Records from a data collection
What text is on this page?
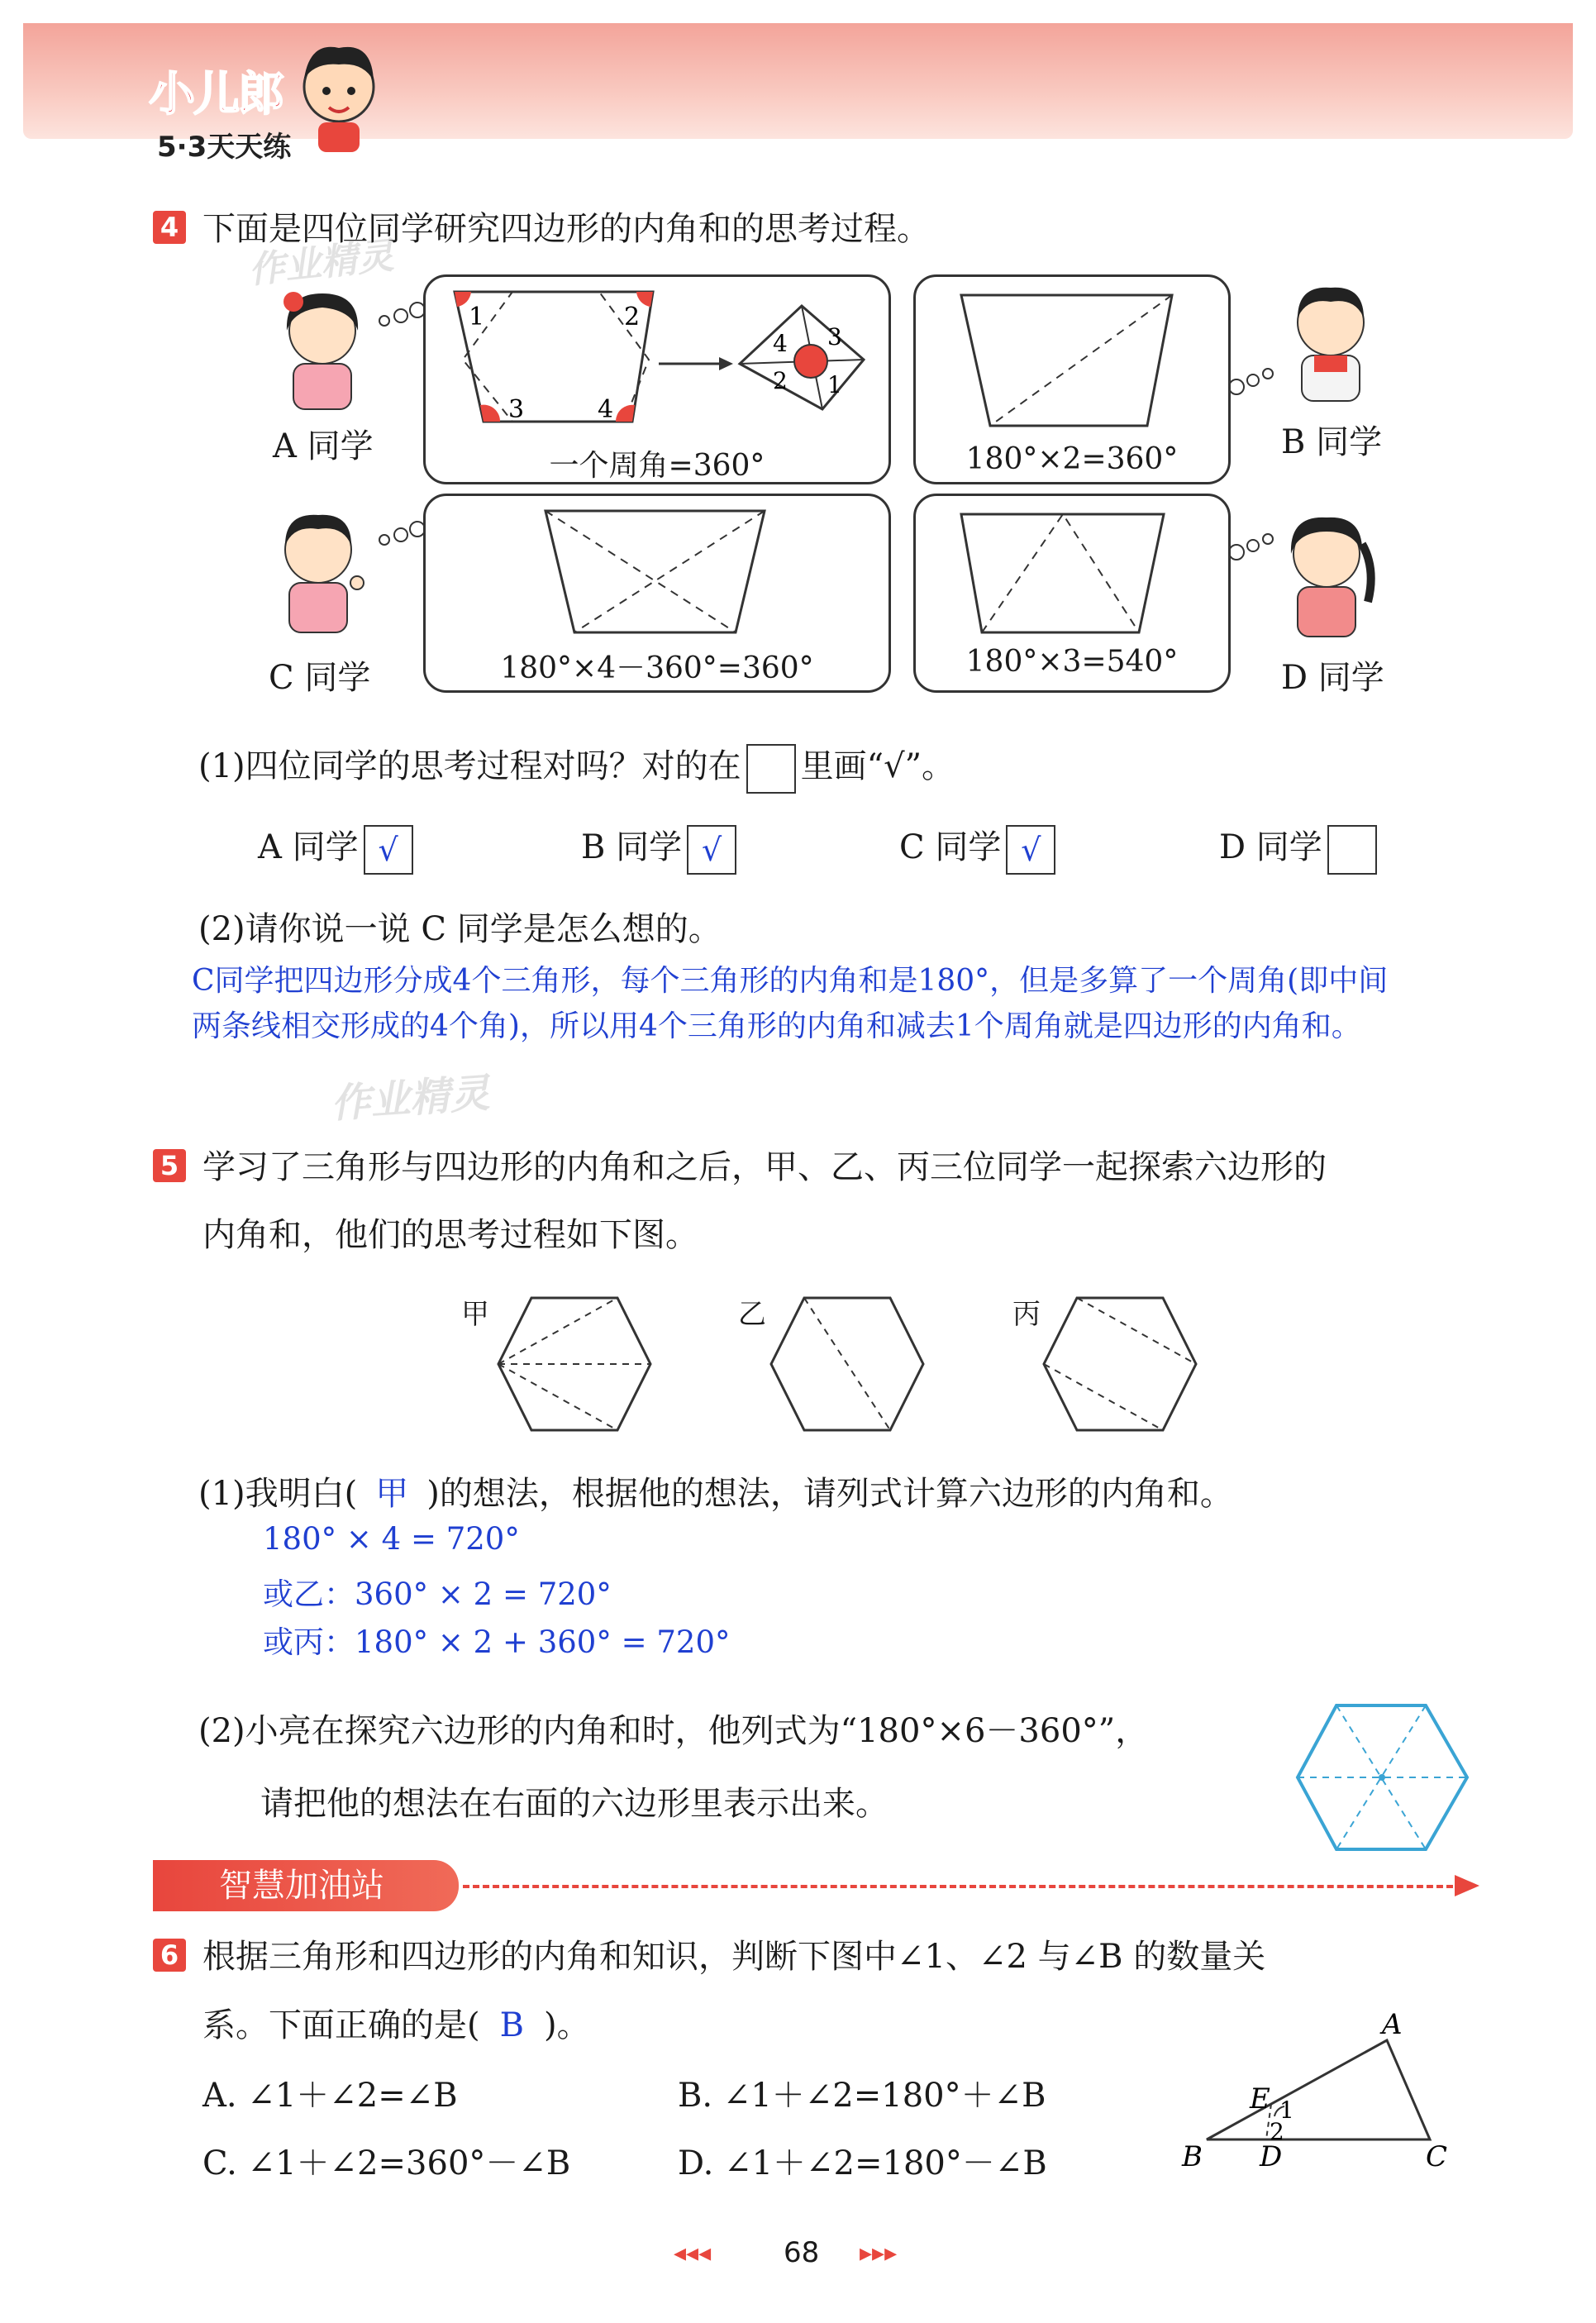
小儿郎
5·3天天练
作业精灵
作业精灵
4 下面是四位同学研究四边形的内角和的思考过程。
1	2
3	4
4 3
2 1
一个周角=360°	180°×2=360°
180°×4－360°=360°	180°×3=540°
A 同学	B 同学
C 同学	D 同学
(1)四位同学的思考过程对吗？对的在 里画“√”。
A 同学 √	B 同学 √	C 同学 √	D 同学
(2)请你说一说 C 同学是怎么想的。
C同学把四边形分成4个三角形，每个三角形的内角和是180°，但是多算了一个周角(即中间
两条线相交形成的4个角)，所以用4个三角形的内角和减去1个周角就是四边形的内角和。
5 学习了三角形与四边形的内角和之后，甲、乙、丙三位同学一起探索六边形的
内角和，他们的思考过程如下图。
甲	乙	丙
(1)我明白( 甲 )的想法，根据他的想法，请列式计算六边形的内角和。
180° × 4 = 720°
或乙：360° × 2 = 720°
或丙：180° × 2 + 360° = 720°
(2)小亮在探究六边形的内角和时，他列式为“180°×6－360°”，
请把他的想法在右面的六边形里表示出来。
智慧加油站
6 根据三角形和四边形的内角和知识，判断下图中∠1、∠2 与∠B 的数量关
系。下面正确的是( B )。
A. ∠1＋∠2=∠B	B. ∠1＋∠2=180°＋∠B
C. ∠1＋∠2=360°－∠B	D. ∠1＋∠2=180°－∠B
A
B	C
D
E 1
2
◂◂◂	68 ▸▸▸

Set exercise
Keep the pictures out of the copy and return the rest of the data above exactly.

Result of this exercise
What text is on this page?
小儿郎
5·3天天练
作业精灵
作业精灵
4 下面是四位同学研究四边形的内角和的思考过程。
1	2
3	4
4 3
2 1
一个周角=360°	180°×2=360°
180°×4－360°=360°	180°×3=540°
A 同学	B 同学
C 同学	D 同学
(1)四位同学的思考过程对吗？对的在 里画“√”。
A 同学 √	B 同学 √	C 同学 √	D 同学
(2)请你说一说 C 同学是怎么想的。
C同学把四边形分成4个三角形，每个三角形的内角和是180°，但是多算了一个周角(即中间
两条线相交形成的4个角)，所以用4个三角形的内角和减去1个周角就是四边形的内角和。
5 学习了三角形与四边形的内角和之后，甲、乙、丙三位同学一起探索六边形的
内角和，他们的思考过程如下图。
甲	乙	丙
(1)我明白( 甲 )的想法，根据他的想法，请列式计算六边形的内角和。
180° × 4 = 720°
或乙：360° × 2 = 720°
或丙：180° × 2 + 360° = 720°
(2)小亮在探究六边形的内角和时，他列式为“180°×6－360°”，
请把他的想法在右面的六边形里表示出来。
智慧加油站
6 根据三角形和四边形的内角和知识，判断下图中∠1、∠2 与∠B 的数量关
系。下面正确的是( B )。
A. ∠1＋∠2=∠B	B. ∠1＋∠2=180°＋∠B
C. ∠1＋∠2=360°－∠B	D. ∠1＋∠2=180°－∠B
A
B	C
D
E 1
2
◂◂◂	68 ▸▸▸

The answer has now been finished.